= Problem statement =
Give the listing again exactly, omitting its images.

### Provided records ###

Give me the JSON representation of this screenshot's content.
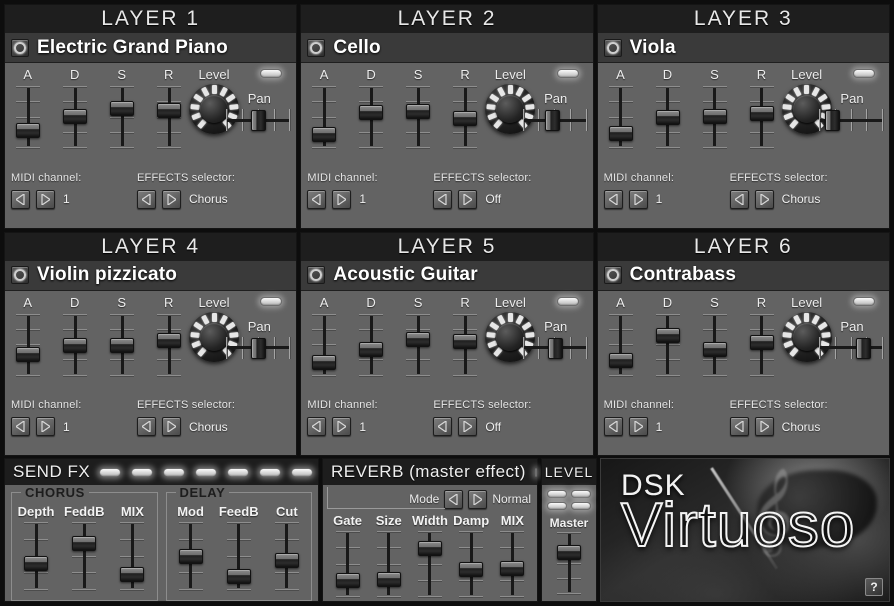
{
  "layers": [
    {
      "title": "LAYER 1",
      "instrument": "Electric Grand Piano",
      "adsr_labels": [
        "A",
        "D",
        "S",
        "R"
      ],
      "adsr": [
        22,
        52,
        68,
        64
      ],
      "level_label": "Level",
      "level": 55,
      "pan_label": "Pan",
      "pan": 50,
      "midi_label": "MIDI channel:",
      "midi_value": "1",
      "effects_label": "EFFECTS selector:",
      "effects_value": "Chorus"
    },
    {
      "title": "LAYER 2",
      "instrument": "Cello",
      "adsr_labels": [
        "A",
        "D",
        "S",
        "R"
      ],
      "adsr": [
        12,
        60,
        62,
        46
      ],
      "level_label": "Level",
      "level": 55,
      "pan_label": "Pan",
      "pan": 44,
      "midi_label": "MIDI channel:",
      "midi_value": "1",
      "effects_label": "EFFECTS selector:",
      "effects_value": "Off"
    },
    {
      "title": "LAYER 3",
      "instrument": "Viola",
      "adsr_labels": [
        "A",
        "D",
        "S",
        "R"
      ],
      "adsr": [
        14,
        48,
        52,
        58
      ],
      "level_label": "Level",
      "level": 55,
      "pan_label": "Pan",
      "pan": 12,
      "midi_label": "MIDI channel:",
      "midi_value": "1",
      "effects_label": "EFFECTS selector:",
      "effects_value": "Chorus"
    },
    {
      "title": "LAYER 4",
      "instrument": "Violin pizzicato",
      "adsr_labels": [
        "A",
        "D",
        "S",
        "R"
      ],
      "adsr": [
        30,
        50,
        48,
        60
      ],
      "level_label": "Level",
      "level": 55,
      "pan_label": "Pan",
      "pan": 50,
      "midi_label": "MIDI channel:",
      "midi_value": "1",
      "effects_label": "EFFECTS selector:",
      "effects_value": "Chorus"
    },
    {
      "title": "LAYER 5",
      "instrument": "Acoustic Guitar",
      "adsr_labels": [
        "A",
        "D",
        "S",
        "R"
      ],
      "adsr": [
        12,
        40,
        62,
        58
      ],
      "level_label": "Level",
      "level": 55,
      "pan_label": "Pan",
      "pan": 52,
      "midi_label": "MIDI channel:",
      "midi_value": "1",
      "effects_label": "EFFECTS selector:",
      "effects_value": "Off"
    },
    {
      "title": "LAYER 6",
      "instrument": "Contrabass",
      "adsr_labels": [
        "A",
        "D",
        "S",
        "R"
      ],
      "adsr": [
        16,
        70,
        40,
        56
      ],
      "level_label": "Level",
      "level": 55,
      "pan_label": "Pan",
      "pan": 76,
      "midi_label": "MIDI channel:",
      "midi_value": "1",
      "effects_label": "EFFECTS selector:",
      "effects_value": "Chorus"
    }
  ],
  "send_fx": {
    "title": "SEND FX",
    "led_count": 7,
    "groups": [
      {
        "name": "CHORUS",
        "sliders": [
          {
            "label": "Depth",
            "value": 36
          },
          {
            "label": "FeddB",
            "value": 74
          },
          {
            "label": "MIX",
            "value": 16
          }
        ]
      },
      {
        "name": "DELAY",
        "sliders": [
          {
            "label": "Mod",
            "value": 50
          },
          {
            "label": "FeedB",
            "value": 12
          },
          {
            "label": "Cut",
            "value": 42
          }
        ]
      }
    ]
  },
  "reverb": {
    "title": "REVERB (master effect)",
    "mode_label": "Mode",
    "mode_value": "Normal",
    "sliders": [
      {
        "label": "Gate",
        "value": 18
      },
      {
        "label": "Size",
        "value": 20
      },
      {
        "label": "Width",
        "value": 80
      },
      {
        "label": "Damp",
        "value": 40
      },
      {
        "label": "MIX",
        "value": 42
      }
    ]
  },
  "level_panel": {
    "title": "LEVEL",
    "led_count": 4,
    "master_label": "Master",
    "master_value": 72
  },
  "logo": {
    "brand": "DSK",
    "product": "Virtuoso",
    "help_label": "?"
  },
  "icons": {
    "arrow_left": "arrow-left-icon",
    "arrow_right": "arrow-right-icon",
    "power": "power-icon"
  },
  "colors": {
    "panel_bg": "#636363",
    "header_bg": "#1d1d1d",
    "led": "#fafafa",
    "text": "#f0f0f0"
  }
}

###

= Task result =
Give me the JSON representation of this screenshot's content.
{
  "layers": [
    {
      "title": "LAYER 1",
      "instrument": "Electric Grand Piano",
      "adsr_labels": [
        "A",
        "D",
        "S",
        "R"
      ],
      "adsr": [
        22,
        52,
        68,
        64
      ],
      "level_label": "Level",
      "level": 55,
      "pan_label": "Pan",
      "pan": 50,
      "midi_label": "MIDI channel:",
      "midi_value": "1",
      "effects_label": "EFFECTS selector:",
      "effects_value": "Chorus"
    },
    {
      "title": "LAYER 2",
      "instrument": "Cello",
      "adsr_labels": [
        "A",
        "D",
        "S",
        "R"
      ],
      "adsr": [
        12,
        60,
        62,
        46
      ],
      "level_label": "Level",
      "level": 55,
      "pan_label": "Pan",
      "pan": 44,
      "midi_label": "MIDI channel:",
      "midi_value": "1",
      "effects_label": "EFFECTS selector:",
      "effects_value": "Off"
    },
    {
      "title": "LAYER 3",
      "instrument": "Viola",
      "adsr_labels": [
        "A",
        "D",
        "S",
        "R"
      ],
      "adsr": [
        14,
        48,
        52,
        58
      ],
      "level_label": "Level",
      "level": 55,
      "pan_label": "Pan",
      "pan": 12,
      "midi_label": "MIDI channel:",
      "midi_value": "1",
      "effects_label": "EFFECTS selector:",
      "effects_value": "Chorus"
    },
    {
      "title": "LAYER 4",
      "instrument": "Violin pizzicato",
      "adsr_labels": [
        "A",
        "D",
        "S",
        "R"
      ],
      "adsr": [
        30,
        50,
        48,
        60
      ],
      "level_label": "Level",
      "level": 55,
      "pan_label": "Pan",
      "pan": 50,
      "midi_label": "MIDI channel:",
      "midi_value": "1",
      "effects_label": "EFFECTS selector:",
      "effects_value": "Chorus"
    },
    {
      "title": "LAYER 5",
      "instrument": "Acoustic Guitar",
      "adsr_labels": [
        "A",
        "D",
        "S",
        "R"
      ],
      "adsr": [
        12,
        40,
        62,
        58
      ],
      "level_label": "Level",
      "level": 55,
      "pan_label": "Pan",
      "pan": 52,
      "midi_label": "MIDI channel:",
      "midi_value": "1",
      "effects_label": "EFFECTS selector:",
      "effects_value": "Off"
    },
    {
      "title": "LAYER 6",
      "instrument": "Contrabass",
      "adsr_labels": [
        "A",
        "D",
        "S",
        "R"
      ],
      "adsr": [
        16,
        70,
        40,
        56
      ],
      "level_label": "Level",
      "level": 55,
      "pan_label": "Pan",
      "pan": 76,
      "midi_label": "MIDI channel:",
      "midi_value": "1",
      "effects_label": "EFFECTS selector:",
      "effects_value": "Chorus"
    }
  ],
  "send_fx": {
    "title": "SEND FX",
    "led_count": 7,
    "groups": [
      {
        "name": "CHORUS",
        "sliders": [
          {
            "label": "Depth",
            "value": 36
          },
          {
            "label": "FeddB",
            "value": 74
          },
          {
            "label": "MIX",
            "value": 16
          }
        ]
      },
      {
        "name": "DELAY",
        "sliders": [
          {
            "label": "Mod",
            "value": 50
          },
          {
            "label": "FeedB",
            "value": 12
          },
          {
            "label": "Cut",
            "value": 42
          }
        ]
      }
    ]
  },
  "reverb": {
    "title": "REVERB (master effect)",
    "mode_label": "Mode",
    "mode_value": "Normal",
    "sliders": [
      {
        "label": "Gate",
        "value": 18
      },
      {
        "label": "Size",
        "value": 20
      },
      {
        "label": "Width",
        "value": 80
      },
      {
        "label": "Damp",
        "value": 40
      },
      {
        "label": "MIX",
        "value": 42
      }
    ]
  },
  "level_panel": {
    "title": "LEVEL",
    "led_count": 4,
    "master_label": "Master",
    "master_value": 72
  },
  "logo": {
    "brand": "DSK",
    "product": "Virtuoso",
    "help_label": "?"
  },
  "icons": {
    "arrow_left": "arrow-left-icon",
    "arrow_right": "arrow-right-icon",
    "power": "power-icon"
  },
  "colors": {
    "panel_bg": "#636363",
    "header_bg": "#1d1d1d",
    "led": "#fafafa",
    "text": "#f0f0f0"
  }
}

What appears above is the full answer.